For the copy, please give all of the data again exactly and leave the pictures out.
##### DATA PROVIDED
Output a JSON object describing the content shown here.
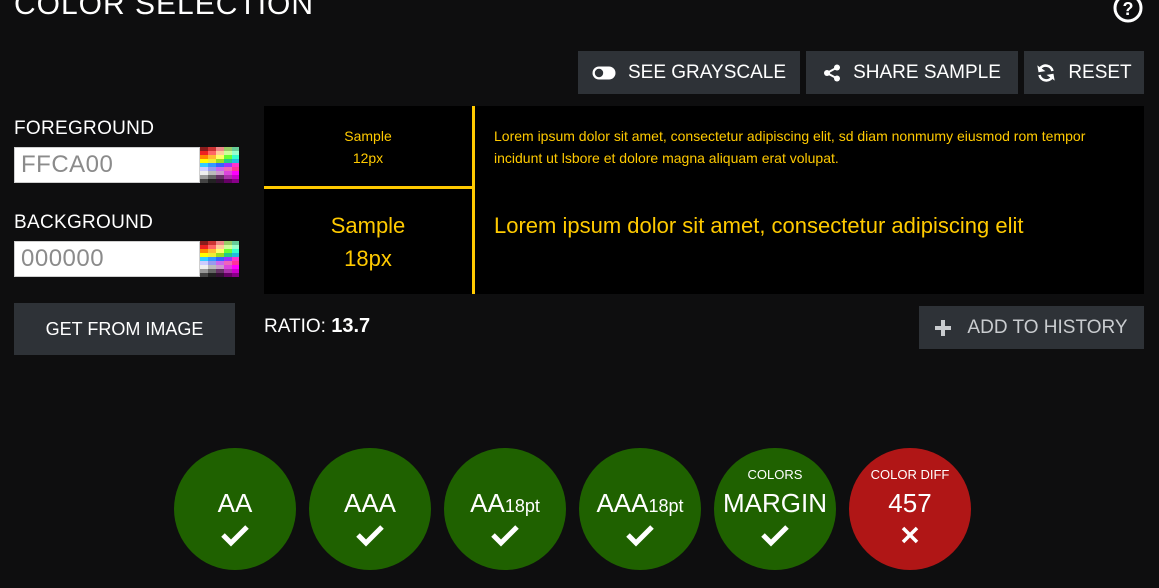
{
  "page": {
    "title": "COLOR SELECTION"
  },
  "toolbar": {
    "grayscale_label": "SEE GRAYSCALE",
    "share_label": "SHARE SAMPLE",
    "reset_label": "RESET"
  },
  "foreground": {
    "label": "FOREGROUND",
    "value": "FFCA00"
  },
  "background": {
    "label": "BACKGROUND",
    "value": "000000"
  },
  "get_from_image_label": "GET FROM IMAGE",
  "sample": {
    "small_label_line1": "Sample",
    "small_label_line2": "12px",
    "small_text": "Lorem ipsum dolor sit amet, consectetur adipiscing elit, sd diam nonmumy eiusmod rom tempor incidunt ut lsbore et dolore magna aliquam erat volupat.",
    "large_label_line1": "Sample",
    "large_label_line2": "18px",
    "large_text": "Lorem ipsum dolor sit amet, consectetur adipiscing elit"
  },
  "ratio": {
    "label": "RATIO:",
    "value": "13.7"
  },
  "history": {
    "add_label": "ADD TO HISTORY"
  },
  "results": [
    {
      "label": "AA",
      "suffix": "",
      "top": "",
      "status": "pass"
    },
    {
      "label": "AAA",
      "suffix": "",
      "top": "",
      "status": "pass"
    },
    {
      "label": "AA",
      "suffix": "18pt",
      "top": "",
      "status": "pass"
    },
    {
      "label": "AAA",
      "suffix": "18pt",
      "top": "",
      "status": "pass"
    },
    {
      "label": "MARGIN",
      "suffix": "",
      "top": "COLORS",
      "status": "pass"
    },
    {
      "label": "457",
      "suffix": "",
      "top": "COLOR DIFF",
      "status": "fail"
    }
  ],
  "colors": {
    "foreground": "#ffca00",
    "background": "#000000",
    "pass": "#1f6100",
    "fail": "#b01616",
    "button": "#2e3237"
  }
}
##########
THE REPLY>
Output a JSON object describing the content shown here.
{
  "page": {
    "title": "COLOR SELECTION"
  },
  "toolbar": {
    "grayscale_label": "SEE GRAYSCALE",
    "share_label": "SHARE SAMPLE",
    "reset_label": "RESET"
  },
  "foreground": {
    "label": "FOREGROUND",
    "value": "FFCA00"
  },
  "background": {
    "label": "BACKGROUND",
    "value": "000000"
  },
  "get_from_image_label": "GET FROM IMAGE",
  "sample": {
    "small_label_line1": "Sample",
    "small_label_line2": "12px",
    "small_text": "Lorem ipsum dolor sit amet, consectetur adipiscing elit, sd diam nonmumy eiusmod rom tempor incidunt ut lsbore et dolore magna aliquam erat volupat.",
    "large_label_line1": "Sample",
    "large_label_line2": "18px",
    "large_text": "Lorem ipsum dolor sit amet, consectetur adipiscing elit"
  },
  "ratio": {
    "label": "RATIO:",
    "value": "13.7"
  },
  "history": {
    "add_label": "ADD TO HISTORY"
  },
  "results": [
    {
      "label": "AA",
      "suffix": "",
      "top": "",
      "status": "pass"
    },
    {
      "label": "AAA",
      "suffix": "",
      "top": "",
      "status": "pass"
    },
    {
      "label": "AA",
      "suffix": "18pt",
      "top": "",
      "status": "pass"
    },
    {
      "label": "AAA",
      "suffix": "18pt",
      "top": "",
      "status": "pass"
    },
    {
      "label": "MARGIN",
      "suffix": "",
      "top": "COLORS",
      "status": "pass"
    },
    {
      "label": "457",
      "suffix": "",
      "top": "COLOR DIFF",
      "status": "fail"
    }
  ],
  "colors": {
    "foreground": "#ffca00",
    "background": "#000000",
    "pass": "#1f6100",
    "fail": "#b01616",
    "button": "#2e3237"
  }
}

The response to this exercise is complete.